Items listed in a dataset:
===============
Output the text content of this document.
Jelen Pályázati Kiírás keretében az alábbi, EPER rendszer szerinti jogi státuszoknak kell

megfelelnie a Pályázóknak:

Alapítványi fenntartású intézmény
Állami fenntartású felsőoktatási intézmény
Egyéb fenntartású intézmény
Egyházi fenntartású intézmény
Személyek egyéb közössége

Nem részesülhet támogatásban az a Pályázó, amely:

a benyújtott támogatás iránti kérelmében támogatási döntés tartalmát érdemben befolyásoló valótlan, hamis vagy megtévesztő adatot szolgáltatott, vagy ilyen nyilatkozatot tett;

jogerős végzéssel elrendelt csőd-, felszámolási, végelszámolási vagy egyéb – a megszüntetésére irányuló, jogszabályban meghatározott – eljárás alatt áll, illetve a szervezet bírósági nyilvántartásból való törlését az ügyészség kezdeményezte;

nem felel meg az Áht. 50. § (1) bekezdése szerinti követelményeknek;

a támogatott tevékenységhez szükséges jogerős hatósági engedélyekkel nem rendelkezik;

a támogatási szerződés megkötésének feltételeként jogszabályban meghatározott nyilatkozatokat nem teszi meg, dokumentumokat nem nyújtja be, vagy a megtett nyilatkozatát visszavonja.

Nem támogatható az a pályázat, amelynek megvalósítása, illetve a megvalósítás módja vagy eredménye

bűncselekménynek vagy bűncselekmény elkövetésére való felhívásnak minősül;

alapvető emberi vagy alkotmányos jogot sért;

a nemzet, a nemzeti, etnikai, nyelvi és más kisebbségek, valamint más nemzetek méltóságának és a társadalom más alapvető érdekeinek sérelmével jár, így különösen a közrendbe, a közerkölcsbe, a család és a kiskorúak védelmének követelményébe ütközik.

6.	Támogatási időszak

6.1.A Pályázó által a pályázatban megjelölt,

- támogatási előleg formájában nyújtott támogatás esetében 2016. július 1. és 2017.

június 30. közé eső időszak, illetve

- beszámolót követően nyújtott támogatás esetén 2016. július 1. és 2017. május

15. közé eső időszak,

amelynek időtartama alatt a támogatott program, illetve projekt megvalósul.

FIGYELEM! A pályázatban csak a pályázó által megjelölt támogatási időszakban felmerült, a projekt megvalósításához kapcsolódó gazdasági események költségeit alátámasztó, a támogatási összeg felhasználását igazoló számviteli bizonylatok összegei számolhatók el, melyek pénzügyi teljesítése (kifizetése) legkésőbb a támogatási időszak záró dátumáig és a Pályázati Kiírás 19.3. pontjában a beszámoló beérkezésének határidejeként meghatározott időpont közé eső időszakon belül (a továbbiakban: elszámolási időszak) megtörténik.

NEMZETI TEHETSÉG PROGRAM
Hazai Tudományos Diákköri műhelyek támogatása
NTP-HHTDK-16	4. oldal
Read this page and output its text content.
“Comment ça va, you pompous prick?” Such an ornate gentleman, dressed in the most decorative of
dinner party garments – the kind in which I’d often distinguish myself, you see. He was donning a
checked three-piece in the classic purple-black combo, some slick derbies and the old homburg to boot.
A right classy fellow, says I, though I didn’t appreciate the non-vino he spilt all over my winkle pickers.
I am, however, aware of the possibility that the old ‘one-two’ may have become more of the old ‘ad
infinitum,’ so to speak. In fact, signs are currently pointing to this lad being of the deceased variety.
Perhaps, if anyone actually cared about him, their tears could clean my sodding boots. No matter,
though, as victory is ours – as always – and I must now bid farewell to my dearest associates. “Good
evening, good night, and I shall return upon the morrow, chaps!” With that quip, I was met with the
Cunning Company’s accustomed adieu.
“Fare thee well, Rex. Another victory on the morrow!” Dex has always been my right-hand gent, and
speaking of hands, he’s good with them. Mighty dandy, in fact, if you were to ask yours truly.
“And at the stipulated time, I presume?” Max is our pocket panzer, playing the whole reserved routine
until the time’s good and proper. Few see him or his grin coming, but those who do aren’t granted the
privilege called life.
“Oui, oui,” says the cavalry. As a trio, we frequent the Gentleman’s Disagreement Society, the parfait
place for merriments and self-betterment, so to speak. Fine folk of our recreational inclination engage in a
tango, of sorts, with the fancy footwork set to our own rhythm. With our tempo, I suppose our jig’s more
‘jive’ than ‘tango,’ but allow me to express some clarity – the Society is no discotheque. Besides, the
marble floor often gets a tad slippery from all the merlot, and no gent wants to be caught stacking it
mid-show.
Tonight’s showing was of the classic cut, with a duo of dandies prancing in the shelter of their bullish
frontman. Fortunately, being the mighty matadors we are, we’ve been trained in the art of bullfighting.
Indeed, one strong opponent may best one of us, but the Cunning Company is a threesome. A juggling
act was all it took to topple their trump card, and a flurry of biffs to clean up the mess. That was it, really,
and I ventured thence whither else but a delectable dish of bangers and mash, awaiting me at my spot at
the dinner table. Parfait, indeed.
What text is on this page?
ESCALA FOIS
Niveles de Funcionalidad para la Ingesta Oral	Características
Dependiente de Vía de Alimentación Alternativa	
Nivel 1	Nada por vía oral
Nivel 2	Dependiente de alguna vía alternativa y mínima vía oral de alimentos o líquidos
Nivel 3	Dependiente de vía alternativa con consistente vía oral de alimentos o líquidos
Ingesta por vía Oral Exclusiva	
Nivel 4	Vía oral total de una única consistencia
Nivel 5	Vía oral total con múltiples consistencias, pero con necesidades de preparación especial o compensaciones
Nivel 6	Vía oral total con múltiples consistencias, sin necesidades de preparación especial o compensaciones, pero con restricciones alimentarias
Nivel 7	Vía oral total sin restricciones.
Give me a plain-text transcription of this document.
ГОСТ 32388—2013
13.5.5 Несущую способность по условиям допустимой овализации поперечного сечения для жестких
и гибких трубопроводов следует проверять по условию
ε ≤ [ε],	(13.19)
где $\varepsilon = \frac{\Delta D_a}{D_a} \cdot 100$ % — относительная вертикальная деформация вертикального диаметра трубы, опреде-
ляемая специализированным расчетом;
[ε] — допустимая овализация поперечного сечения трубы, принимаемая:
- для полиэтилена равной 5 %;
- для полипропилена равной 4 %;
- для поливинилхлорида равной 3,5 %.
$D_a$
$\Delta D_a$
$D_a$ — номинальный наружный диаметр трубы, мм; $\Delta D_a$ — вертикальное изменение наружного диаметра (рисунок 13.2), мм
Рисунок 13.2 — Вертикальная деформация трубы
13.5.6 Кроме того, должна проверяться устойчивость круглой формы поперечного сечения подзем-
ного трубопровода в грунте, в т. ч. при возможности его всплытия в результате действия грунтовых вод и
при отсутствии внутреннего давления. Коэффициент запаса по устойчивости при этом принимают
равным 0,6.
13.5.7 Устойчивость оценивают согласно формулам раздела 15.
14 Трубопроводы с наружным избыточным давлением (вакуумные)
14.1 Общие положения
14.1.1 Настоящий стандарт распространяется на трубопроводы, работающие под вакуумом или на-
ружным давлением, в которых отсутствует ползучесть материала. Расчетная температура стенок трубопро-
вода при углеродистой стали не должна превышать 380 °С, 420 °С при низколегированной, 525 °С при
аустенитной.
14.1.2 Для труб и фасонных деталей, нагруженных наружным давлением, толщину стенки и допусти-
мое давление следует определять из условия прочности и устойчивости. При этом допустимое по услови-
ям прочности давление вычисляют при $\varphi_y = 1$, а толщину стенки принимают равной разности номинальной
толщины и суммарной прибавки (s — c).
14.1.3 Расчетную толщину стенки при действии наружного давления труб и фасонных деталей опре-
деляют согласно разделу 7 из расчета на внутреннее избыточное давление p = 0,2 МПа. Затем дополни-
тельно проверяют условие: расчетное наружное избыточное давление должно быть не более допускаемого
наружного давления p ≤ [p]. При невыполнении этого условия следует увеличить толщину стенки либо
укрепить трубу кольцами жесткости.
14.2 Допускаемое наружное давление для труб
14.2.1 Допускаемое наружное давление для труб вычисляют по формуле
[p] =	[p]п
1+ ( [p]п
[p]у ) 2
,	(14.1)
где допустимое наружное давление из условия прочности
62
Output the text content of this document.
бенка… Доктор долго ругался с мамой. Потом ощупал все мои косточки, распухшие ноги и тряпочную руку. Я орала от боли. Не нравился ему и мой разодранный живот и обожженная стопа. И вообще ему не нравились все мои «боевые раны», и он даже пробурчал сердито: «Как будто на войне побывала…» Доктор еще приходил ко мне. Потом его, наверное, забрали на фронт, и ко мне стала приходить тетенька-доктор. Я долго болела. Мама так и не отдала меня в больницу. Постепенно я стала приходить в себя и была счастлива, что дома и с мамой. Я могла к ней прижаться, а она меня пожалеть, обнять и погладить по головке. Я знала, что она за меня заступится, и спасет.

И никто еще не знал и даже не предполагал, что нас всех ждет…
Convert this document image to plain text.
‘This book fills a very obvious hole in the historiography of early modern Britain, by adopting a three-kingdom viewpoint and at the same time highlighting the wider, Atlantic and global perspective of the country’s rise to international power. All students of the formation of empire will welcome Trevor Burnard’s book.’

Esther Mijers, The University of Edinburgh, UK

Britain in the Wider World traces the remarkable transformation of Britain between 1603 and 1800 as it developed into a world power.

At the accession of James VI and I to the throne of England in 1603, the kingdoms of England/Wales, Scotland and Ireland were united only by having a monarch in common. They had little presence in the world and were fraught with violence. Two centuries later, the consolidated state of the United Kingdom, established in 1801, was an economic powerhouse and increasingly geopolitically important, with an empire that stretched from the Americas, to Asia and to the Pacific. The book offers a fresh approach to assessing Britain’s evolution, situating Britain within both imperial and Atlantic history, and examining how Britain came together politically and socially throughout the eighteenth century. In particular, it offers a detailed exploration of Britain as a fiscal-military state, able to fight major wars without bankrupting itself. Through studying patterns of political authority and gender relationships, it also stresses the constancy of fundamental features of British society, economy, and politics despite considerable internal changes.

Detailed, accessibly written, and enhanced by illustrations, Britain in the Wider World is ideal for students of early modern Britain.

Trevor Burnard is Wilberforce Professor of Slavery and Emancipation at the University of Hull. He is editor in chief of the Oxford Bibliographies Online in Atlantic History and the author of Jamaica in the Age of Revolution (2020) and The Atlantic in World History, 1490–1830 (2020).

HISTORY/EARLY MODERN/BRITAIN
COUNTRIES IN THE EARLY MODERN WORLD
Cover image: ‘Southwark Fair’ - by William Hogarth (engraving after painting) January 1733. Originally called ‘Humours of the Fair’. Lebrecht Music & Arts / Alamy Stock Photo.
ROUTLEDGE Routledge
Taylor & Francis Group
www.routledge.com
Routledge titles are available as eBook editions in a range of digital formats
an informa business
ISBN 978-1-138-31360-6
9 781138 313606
===============
REQUIRED WORK: Determine how many lines include the string "допустимое". Give no answer but the number.

WRITTEN SOLUTION: 2